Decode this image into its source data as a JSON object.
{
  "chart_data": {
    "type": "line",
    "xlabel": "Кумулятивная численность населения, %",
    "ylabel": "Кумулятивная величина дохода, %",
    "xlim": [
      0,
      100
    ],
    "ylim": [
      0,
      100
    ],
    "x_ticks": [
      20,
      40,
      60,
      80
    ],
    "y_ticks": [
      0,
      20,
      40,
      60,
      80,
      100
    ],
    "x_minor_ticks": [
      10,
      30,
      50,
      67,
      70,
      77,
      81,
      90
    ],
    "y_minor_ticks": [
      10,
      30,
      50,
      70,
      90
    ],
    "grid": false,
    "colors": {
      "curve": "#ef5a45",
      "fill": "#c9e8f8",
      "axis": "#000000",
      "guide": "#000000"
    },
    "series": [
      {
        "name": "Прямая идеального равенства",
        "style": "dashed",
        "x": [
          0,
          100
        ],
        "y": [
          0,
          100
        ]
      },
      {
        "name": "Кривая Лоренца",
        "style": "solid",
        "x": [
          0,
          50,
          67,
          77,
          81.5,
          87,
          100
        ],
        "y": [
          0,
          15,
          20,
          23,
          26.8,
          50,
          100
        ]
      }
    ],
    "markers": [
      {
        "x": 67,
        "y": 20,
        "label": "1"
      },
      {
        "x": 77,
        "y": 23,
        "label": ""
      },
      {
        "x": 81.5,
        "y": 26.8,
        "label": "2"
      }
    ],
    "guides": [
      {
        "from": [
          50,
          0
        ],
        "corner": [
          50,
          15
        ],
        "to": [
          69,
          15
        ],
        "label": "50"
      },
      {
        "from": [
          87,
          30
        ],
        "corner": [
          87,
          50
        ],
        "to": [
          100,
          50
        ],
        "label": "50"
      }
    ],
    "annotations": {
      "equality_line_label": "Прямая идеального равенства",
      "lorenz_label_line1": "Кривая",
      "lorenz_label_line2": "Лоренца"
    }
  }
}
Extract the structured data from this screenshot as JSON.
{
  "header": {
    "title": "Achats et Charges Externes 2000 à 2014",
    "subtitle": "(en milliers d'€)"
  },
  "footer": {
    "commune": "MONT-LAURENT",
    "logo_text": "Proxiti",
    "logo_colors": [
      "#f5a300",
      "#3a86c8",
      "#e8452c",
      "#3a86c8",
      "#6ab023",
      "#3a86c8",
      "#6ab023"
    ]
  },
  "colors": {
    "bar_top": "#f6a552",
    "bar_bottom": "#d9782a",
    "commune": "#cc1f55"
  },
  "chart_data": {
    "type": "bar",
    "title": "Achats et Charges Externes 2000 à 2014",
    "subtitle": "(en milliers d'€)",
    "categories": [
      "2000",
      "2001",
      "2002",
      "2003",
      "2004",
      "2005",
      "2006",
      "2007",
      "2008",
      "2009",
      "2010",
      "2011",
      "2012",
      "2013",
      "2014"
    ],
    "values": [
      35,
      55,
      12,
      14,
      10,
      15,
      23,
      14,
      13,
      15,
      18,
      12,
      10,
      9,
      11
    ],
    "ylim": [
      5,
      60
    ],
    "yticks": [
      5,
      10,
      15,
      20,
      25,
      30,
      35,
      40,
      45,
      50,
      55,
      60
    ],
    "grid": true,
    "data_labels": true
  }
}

════════════════

TASK STATEMENT.
Reproduce the entries above in full, verbatim.

TASK RESULT.
Decode this image into its source data as a JSON object.
{
  "chart_data": {
    "type": "line",
    "xlabel": "Кумулятивная численность населения, %",
    "ylabel": "Кумулятивная величина дохода, %",
    "xlim": [
      0,
      100
    ],
    "ylim": [
      0,
      100
    ],
    "x_ticks": [
      20,
      40,
      60,
      80
    ],
    "y_ticks": [
      0,
      20,
      40,
      60,
      80,
      100
    ],
    "x_minor_ticks": [
      10,
      30,
      50,
      67,
      70,
      77,
      81,
      90
    ],
    "y_minor_ticks": [
      10,
      30,
      50,
      70,
      90
    ],
    "grid": false,
    "colors": {
      "curve": "#ef5a45",
      "fill": "#c9e8f8",
      "axis": "#000000",
      "guide": "#000000"
    },
    "series": [
      {
        "name": "Прямая идеального равенства",
        "style": "dashed",
        "x": [
          0,
          100
        ],
        "y": [
          0,
          100
        ]
      },
      {
        "name": "Кривая Лоренца",
        "style": "solid",
        "x": [
          0,
          50,
          67,
          77,
          81.5,
          87,
          100
        ],
        "y": [
          0,
          15,
          20,
          23,
          26.8,
          50,
          100
        ]
      }
    ],
    "markers": [
      {
        "x": 67,
        "y": 20,
        "label": "1"
      },
      {
        "x": 77,
        "y": 23,
        "label": ""
      },
      {
        "x": 81.5,
        "y": 26.8,
        "label": "2"
      }
    ],
    "guides": [
      {
        "from": [
          50,
          0
        ],
        "corner": [
          50,
          15
        ],
        "to": [
          69,
          15
        ],
        "label": "50"
      },
      {
        "from": [
          87,
          30
        ],
        "corner": [
          87,
          50
        ],
        "to": [
          100,
          50
        ],
        "label": "50"
      }
    ],
    "annotations": {
      "equality_line_label": "Прямая идеального равенства",
      "lorenz_label_line1": "Кривая",
      "lorenz_label_line2": "Лоренца"
    }
  }
}
Extract the structured data from this screenshot as JSON.
{
  "header": {
    "title": "Achats et Charges Externes 2000 à 2014",
    "subtitle": "(en milliers d'€)"
  },
  "footer": {
    "commune": "MONT-LAURENT",
    "logo_text": "Proxiti",
    "logo_colors": [
      "#f5a300",
      "#3a86c8",
      "#e8452c",
      "#3a86c8",
      "#6ab023",
      "#3a86c8",
      "#6ab023"
    ]
  },
  "colors": {
    "bar_top": "#f6a552",
    "bar_bottom": "#d9782a",
    "commune": "#cc1f55"
  },
  "chart_data": {
    "type": "bar",
    "title": "Achats et Charges Externes 2000 à 2014",
    "subtitle": "(en milliers d'€)",
    "categories": [
      "2000",
      "2001",
      "2002",
      "2003",
      "2004",
      "2005",
      "2006",
      "2007",
      "2008",
      "2009",
      "2010",
      "2011",
      "2012",
      "2013",
      "2014"
    ],
    "values": [
      35,
      55,
      12,
      14,
      10,
      15,
      23,
      14,
      13,
      15,
      18,
      12,
      10,
      9,
      11
    ],
    "ylim": [
      5,
      60
    ],
    "yticks": [
      5,
      10,
      15,
      20,
      25,
      30,
      35,
      40,
      45,
      50,
      55,
      60
    ],
    "grid": true,
    "data_labels": true
  }
}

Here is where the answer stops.